Stored dataset items:
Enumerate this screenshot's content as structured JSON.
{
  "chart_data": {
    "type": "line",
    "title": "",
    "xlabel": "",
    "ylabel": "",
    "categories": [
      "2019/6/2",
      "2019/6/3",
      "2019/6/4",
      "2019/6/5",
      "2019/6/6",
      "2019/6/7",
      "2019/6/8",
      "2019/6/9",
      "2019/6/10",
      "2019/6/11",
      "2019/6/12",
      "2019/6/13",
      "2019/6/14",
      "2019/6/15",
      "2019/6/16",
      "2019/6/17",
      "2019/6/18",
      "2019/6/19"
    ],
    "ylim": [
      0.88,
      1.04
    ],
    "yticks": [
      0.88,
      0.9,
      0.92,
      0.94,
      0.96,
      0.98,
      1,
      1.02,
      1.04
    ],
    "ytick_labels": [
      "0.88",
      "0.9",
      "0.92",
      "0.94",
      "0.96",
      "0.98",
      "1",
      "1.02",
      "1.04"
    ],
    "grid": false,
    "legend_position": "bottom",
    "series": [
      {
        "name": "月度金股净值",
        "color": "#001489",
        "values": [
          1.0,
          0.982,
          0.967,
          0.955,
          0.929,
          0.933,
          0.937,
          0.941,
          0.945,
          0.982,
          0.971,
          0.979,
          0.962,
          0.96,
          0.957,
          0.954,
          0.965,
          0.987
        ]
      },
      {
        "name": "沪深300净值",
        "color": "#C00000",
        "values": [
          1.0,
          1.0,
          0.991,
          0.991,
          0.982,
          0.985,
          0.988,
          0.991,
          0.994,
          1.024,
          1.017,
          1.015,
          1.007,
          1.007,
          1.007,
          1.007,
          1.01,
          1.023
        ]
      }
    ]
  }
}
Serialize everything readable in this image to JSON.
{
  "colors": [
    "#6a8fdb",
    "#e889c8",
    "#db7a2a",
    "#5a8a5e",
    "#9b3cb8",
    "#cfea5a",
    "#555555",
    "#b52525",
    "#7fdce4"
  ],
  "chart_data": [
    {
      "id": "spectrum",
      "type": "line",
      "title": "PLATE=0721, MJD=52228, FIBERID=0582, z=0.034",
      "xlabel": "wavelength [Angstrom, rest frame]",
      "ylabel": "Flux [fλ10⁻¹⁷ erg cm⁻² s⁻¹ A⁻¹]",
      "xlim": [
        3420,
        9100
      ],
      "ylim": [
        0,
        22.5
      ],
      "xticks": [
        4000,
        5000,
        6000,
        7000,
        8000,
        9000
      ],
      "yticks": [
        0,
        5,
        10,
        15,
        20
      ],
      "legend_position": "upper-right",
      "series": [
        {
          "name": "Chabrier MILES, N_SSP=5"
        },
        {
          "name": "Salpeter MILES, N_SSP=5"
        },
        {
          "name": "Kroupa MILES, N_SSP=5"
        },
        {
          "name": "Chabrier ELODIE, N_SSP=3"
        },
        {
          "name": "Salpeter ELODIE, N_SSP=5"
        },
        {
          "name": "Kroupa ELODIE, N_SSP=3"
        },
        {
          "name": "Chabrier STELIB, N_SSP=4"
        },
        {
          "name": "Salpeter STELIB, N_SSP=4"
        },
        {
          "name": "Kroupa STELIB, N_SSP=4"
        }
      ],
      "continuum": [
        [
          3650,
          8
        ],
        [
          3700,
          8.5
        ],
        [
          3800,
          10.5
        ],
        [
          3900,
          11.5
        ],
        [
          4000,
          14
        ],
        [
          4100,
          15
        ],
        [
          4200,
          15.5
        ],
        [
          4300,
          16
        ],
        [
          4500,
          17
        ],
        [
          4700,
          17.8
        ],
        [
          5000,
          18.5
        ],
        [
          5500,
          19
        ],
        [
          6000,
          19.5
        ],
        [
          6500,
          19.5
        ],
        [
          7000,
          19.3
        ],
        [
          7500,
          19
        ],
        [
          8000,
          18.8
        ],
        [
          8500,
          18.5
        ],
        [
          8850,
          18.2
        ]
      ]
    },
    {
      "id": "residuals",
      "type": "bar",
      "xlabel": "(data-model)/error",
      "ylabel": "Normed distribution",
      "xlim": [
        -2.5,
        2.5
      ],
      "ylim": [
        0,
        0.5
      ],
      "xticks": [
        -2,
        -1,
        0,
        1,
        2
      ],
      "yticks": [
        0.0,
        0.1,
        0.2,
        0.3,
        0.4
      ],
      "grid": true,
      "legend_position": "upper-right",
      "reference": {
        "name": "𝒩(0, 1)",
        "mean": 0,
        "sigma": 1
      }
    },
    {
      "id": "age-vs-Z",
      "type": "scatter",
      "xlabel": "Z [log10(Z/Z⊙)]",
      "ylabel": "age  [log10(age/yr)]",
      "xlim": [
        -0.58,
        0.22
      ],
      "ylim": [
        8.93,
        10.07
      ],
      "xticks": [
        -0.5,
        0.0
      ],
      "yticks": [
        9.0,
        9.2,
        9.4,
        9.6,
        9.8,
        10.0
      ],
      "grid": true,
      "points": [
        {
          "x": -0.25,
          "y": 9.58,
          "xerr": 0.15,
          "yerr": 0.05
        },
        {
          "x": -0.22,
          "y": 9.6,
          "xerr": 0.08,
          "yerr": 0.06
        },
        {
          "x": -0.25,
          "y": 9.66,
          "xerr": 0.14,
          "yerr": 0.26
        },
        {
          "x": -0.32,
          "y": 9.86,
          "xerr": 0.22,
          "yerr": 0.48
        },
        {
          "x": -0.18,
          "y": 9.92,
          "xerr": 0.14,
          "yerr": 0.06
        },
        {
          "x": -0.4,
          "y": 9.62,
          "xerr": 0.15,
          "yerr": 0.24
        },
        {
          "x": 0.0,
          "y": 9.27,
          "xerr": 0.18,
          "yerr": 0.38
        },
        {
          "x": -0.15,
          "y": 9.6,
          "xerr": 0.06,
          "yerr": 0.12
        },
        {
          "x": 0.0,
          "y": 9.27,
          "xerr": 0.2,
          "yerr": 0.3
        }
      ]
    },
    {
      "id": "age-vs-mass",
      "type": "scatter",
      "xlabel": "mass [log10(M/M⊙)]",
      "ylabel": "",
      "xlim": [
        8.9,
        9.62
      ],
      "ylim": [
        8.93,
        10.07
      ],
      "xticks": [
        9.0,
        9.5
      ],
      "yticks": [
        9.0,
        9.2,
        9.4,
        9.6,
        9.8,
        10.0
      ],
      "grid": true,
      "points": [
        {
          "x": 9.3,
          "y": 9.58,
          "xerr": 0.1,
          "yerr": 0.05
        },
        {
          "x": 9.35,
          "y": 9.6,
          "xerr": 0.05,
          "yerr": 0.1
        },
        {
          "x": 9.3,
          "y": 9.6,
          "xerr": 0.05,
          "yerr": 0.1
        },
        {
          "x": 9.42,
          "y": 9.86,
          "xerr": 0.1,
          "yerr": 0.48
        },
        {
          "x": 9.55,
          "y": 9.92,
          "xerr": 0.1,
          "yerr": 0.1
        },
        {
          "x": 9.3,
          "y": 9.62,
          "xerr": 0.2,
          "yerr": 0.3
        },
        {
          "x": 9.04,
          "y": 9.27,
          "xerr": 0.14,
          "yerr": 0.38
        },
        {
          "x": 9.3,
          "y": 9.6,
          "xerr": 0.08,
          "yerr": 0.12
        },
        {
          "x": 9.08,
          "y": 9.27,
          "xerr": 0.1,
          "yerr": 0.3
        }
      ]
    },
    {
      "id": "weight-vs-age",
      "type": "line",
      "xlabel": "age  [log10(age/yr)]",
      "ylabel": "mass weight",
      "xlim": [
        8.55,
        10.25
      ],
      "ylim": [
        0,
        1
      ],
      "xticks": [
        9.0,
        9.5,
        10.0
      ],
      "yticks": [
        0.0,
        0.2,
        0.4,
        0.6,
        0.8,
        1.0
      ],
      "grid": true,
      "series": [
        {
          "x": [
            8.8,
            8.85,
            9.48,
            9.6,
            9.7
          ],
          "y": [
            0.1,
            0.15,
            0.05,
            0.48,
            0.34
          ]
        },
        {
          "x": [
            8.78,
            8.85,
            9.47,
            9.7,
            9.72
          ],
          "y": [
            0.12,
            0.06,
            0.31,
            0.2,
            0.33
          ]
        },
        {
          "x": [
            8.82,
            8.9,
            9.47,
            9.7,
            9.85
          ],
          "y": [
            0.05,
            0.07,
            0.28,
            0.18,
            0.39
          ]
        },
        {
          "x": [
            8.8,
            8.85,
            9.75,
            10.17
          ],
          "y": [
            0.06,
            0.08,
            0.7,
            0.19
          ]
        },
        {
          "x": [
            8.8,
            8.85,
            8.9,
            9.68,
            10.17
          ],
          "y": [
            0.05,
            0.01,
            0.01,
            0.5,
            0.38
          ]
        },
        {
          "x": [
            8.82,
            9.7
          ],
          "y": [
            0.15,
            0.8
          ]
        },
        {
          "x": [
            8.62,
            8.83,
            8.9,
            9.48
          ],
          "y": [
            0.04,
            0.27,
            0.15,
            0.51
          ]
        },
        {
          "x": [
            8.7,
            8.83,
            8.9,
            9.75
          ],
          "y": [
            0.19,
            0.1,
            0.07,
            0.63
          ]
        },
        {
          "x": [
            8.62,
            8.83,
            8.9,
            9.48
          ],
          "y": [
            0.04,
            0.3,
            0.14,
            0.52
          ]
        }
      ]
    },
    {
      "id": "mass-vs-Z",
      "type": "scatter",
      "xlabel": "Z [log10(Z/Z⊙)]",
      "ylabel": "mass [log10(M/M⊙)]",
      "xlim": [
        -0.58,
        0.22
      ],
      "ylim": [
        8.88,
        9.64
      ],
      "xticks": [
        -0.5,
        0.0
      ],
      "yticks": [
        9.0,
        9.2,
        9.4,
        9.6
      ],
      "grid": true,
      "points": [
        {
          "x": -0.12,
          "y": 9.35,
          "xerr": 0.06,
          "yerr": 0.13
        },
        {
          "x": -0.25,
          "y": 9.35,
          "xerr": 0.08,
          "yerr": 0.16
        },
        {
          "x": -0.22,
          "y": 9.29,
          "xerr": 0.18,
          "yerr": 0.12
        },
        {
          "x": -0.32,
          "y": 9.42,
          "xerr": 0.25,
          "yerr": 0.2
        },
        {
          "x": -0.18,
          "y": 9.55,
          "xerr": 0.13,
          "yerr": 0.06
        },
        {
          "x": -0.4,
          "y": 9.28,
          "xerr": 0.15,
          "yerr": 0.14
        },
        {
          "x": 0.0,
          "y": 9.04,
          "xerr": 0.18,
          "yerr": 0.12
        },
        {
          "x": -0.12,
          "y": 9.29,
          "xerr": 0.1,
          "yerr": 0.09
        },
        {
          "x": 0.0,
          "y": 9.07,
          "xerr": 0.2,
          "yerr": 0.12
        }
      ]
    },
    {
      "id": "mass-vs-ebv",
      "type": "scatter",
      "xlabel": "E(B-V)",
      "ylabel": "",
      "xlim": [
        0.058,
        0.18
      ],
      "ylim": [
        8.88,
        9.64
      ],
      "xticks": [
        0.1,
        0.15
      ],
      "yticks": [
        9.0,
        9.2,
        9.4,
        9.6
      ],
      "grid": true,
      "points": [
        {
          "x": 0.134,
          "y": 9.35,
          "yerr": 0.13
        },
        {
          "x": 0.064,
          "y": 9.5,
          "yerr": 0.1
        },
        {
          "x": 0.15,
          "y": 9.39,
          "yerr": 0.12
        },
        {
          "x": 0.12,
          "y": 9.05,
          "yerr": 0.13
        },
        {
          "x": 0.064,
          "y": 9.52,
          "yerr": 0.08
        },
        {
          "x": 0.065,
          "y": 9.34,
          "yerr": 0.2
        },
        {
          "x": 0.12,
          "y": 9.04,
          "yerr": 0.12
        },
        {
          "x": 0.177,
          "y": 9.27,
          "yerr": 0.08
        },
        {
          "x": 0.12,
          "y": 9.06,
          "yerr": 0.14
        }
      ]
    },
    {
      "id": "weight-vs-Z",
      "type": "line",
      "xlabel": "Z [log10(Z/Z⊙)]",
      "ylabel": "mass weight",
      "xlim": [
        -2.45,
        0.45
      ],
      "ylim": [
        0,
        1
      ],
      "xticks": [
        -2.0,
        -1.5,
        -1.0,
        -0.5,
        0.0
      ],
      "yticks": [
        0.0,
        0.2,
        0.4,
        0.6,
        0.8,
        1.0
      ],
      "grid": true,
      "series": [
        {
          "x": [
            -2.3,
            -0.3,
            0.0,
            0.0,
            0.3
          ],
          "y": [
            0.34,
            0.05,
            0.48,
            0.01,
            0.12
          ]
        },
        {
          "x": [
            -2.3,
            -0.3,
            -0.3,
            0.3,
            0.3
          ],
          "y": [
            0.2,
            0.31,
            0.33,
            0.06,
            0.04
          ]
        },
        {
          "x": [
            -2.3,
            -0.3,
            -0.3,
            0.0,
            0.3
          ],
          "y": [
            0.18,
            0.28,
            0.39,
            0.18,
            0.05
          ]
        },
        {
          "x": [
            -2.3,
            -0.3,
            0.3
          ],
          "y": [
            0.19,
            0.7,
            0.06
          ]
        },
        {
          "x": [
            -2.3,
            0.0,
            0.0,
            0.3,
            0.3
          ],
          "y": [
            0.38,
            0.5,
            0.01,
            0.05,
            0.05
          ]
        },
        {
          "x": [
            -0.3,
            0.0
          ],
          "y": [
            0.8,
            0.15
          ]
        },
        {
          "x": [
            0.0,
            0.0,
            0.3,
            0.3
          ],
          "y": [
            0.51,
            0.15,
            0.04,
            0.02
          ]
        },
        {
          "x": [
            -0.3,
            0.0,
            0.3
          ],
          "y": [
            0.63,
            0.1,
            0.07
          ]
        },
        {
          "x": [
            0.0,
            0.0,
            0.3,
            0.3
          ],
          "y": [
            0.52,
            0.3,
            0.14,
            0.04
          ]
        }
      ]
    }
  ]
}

---

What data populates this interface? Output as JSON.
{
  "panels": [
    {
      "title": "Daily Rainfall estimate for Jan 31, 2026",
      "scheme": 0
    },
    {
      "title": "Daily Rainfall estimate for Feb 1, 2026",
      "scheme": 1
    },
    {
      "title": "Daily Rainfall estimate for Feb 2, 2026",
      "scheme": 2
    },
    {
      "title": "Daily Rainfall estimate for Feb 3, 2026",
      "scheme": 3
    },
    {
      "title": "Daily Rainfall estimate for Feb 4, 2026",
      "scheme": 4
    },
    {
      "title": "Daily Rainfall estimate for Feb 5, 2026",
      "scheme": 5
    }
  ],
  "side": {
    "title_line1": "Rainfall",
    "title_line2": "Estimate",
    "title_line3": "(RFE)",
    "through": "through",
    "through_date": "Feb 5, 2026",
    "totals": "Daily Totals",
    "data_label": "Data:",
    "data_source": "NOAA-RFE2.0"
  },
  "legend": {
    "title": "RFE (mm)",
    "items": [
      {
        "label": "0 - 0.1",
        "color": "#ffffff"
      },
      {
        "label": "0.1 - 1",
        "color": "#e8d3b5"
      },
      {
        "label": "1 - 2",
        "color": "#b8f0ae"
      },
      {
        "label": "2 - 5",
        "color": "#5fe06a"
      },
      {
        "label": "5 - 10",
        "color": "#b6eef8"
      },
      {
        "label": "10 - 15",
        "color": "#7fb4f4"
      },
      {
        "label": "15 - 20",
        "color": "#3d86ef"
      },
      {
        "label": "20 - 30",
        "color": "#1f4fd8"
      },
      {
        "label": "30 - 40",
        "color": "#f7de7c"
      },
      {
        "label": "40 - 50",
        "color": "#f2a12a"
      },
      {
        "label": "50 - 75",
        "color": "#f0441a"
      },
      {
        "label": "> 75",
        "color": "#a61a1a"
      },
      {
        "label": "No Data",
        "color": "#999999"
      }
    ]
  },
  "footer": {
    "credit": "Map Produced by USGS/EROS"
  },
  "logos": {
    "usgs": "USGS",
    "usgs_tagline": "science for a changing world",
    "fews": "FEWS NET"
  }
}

What you will do:
Locate the word "STELIB" in the records and collect each line it appears in.

Task output:
          "name": "Chabrier STELIB, N_SSP=4"
          "name": "Salpeter STELIB, N_SSP=4"
          "name": "Kroupa STELIB, N_SSP=4"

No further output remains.